TEXTE À LIRE:

□ □ □ □

La conseillère principale en capital humain chez Mercer, Marie-Christine Piron, a fait connaître hier à des entreprises de Québec les résultats de l'enquête réalisée par la firme auprès de 600 sociétés canadiennes.
Le soleil, Jean-Marie Villeneuve
Segmenter et récompenser les employés selon la valeur qu'ils créent pour l'entreprise, voilà la nouvelle tendance chez les employeurs, rend compte Marie-Christine Piron, conseillère principale en capital humain chez Mercer.
«Il y a une volonté grandissante, chez les employeurs, de différencier le rendement de leurs employés et de récompenser, tant en termes d'augmentations salariales et de bonis, ceux qui ont un rendement exceptionnel», a expliqué Mme Piron.
La récompense de la performance peut également permettre aux jeunes de gravir plus rapidement l'échelle salariale et de gratifier les vétérans bloqués au sommet de l'échelle.
«Pour les employeurs, a poursuivi Mme Piron, la reconnaissance des employés performants est importante afin d'éviter de miner leur motivation, de nuire à leur productivité et éventuellement de les perdre aux mains de la concurrence, surtout si le rendement des employés moins performants est toléré et récompensé de la même façon pour tous.»
Ainsi, selon le sondage réalisé par Mercer, les employés qui répondent aux attentes fixées par leur patron devraient avoir des augmentations de 2,9 %, soit la moyenne nationale prévue pour 2011. «Ceux qui ont une très faible performance devraient toucher des majorations de 0,6 %. Et ceux qui ont une performance très élevée devraient avoir des hausses frôlant 5 %.»
Bonis versés
Cette différenciation se traduit également dans les bonis versés aux travailleurs. «Pour 2011, les employeurs prévoient que les travailleurs qui ont un rendement très élevé vont avoir des bonis de trois à cinq fois plus élevés qu'un collègue moins performant.»
L'application d'une mesure aussi «drastique», surtout pour ceux qui ne répondent pas aux attentes, ne se fait pas sans heurts.
«On l'a fait chez nous et ça n'a pas été facile à gérer», a témoigné une responsable des ressources humaines d'une entreprise de Québec qui participait au petit-déjeuner organisé par Mercer.
«Des employés n'ont obtenu aucune augmentation. Il y a eu beaucoup d'insatisfaction. Nous n'avions pas le choix compte tenu que le budget que nous disposions n'était pas très élevé et que nous ne voulons pas perdre nos meilleurs éléments. Il fallait leur en donner plus qu'aux autres.»

□ □ □ □

[Données d'analyse structurée des pages]
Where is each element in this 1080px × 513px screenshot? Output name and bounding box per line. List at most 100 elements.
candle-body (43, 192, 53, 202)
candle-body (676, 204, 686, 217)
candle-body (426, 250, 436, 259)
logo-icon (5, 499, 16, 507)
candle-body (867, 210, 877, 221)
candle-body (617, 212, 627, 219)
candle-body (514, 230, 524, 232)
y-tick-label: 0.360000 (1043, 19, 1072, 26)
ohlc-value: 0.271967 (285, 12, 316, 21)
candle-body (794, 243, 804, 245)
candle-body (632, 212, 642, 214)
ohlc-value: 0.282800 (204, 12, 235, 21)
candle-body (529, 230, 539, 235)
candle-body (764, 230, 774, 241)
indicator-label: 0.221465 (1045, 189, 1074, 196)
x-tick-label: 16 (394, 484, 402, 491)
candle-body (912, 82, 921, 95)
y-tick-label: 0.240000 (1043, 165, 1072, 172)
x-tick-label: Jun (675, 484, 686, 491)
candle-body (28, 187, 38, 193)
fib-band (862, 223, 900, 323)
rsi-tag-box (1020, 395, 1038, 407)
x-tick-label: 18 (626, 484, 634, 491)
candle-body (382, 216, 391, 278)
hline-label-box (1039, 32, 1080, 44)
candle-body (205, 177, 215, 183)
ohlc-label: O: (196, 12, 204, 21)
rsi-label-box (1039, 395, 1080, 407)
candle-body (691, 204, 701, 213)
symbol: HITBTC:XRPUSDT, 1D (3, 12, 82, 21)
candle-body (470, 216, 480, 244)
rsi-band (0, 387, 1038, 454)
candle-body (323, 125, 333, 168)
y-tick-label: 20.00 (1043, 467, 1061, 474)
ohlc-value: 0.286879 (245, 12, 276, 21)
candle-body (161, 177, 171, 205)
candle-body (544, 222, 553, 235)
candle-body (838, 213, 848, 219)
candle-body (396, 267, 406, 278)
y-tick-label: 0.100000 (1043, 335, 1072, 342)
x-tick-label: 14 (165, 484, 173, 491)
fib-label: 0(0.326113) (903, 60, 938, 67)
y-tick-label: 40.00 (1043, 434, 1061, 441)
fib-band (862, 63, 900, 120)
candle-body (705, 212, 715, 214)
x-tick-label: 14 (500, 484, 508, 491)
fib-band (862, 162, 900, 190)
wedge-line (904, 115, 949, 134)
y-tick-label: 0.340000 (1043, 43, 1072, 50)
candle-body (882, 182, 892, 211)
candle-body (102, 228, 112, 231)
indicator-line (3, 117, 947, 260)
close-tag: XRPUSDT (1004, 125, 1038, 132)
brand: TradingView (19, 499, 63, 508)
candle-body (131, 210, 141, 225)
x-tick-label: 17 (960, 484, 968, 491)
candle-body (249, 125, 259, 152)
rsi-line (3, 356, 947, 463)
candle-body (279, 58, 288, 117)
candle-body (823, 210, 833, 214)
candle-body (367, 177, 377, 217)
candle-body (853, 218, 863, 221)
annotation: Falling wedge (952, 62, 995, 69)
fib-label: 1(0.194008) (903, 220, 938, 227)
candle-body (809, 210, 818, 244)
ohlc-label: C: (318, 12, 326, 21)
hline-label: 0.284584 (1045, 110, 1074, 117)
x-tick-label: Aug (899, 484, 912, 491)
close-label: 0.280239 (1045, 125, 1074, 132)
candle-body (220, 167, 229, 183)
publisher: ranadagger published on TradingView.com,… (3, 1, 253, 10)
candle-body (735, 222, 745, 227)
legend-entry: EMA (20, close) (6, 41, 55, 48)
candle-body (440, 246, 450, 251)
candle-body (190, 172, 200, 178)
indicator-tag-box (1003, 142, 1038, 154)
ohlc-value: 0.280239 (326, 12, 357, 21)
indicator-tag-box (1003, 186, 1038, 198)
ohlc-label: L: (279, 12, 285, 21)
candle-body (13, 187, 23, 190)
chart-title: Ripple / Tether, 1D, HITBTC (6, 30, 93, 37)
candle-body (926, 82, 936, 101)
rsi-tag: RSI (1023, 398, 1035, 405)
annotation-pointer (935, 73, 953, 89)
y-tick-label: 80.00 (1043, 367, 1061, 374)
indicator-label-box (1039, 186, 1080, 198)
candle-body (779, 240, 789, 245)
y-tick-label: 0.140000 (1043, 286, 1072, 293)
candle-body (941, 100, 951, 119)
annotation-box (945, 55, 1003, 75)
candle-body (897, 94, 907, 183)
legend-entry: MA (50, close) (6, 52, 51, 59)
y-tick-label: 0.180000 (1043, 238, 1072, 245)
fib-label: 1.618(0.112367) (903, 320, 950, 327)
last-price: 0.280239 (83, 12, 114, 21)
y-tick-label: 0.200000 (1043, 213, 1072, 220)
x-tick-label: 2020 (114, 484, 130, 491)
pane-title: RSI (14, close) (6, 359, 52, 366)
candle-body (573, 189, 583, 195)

□ □ □ □

TÂCHE ASSIGNÉE A: D'après le texte sur la rémunération au rendement, quels risques les employeurs veulent-ils éviter en reconnaissant les employés performants ? Énumérez-les tous.
TÂCHE ASSIGNÉE B: Auprès de combien de sociétés canadiennes Mercer a-t-elle réalisé l'enquête présentée dans le texte sur la rémunération au rendement ?
Seul le texte doit servir de source pour répondre.

RÉPONSE RÉDIGÉE A:
- Miner leur motivation
- Nuire à leur productivité
- Les perdre aux mains de la concurrence

RÉPONSE RÉDIGÉE B: Auprès de 600 sociétés canadiennes.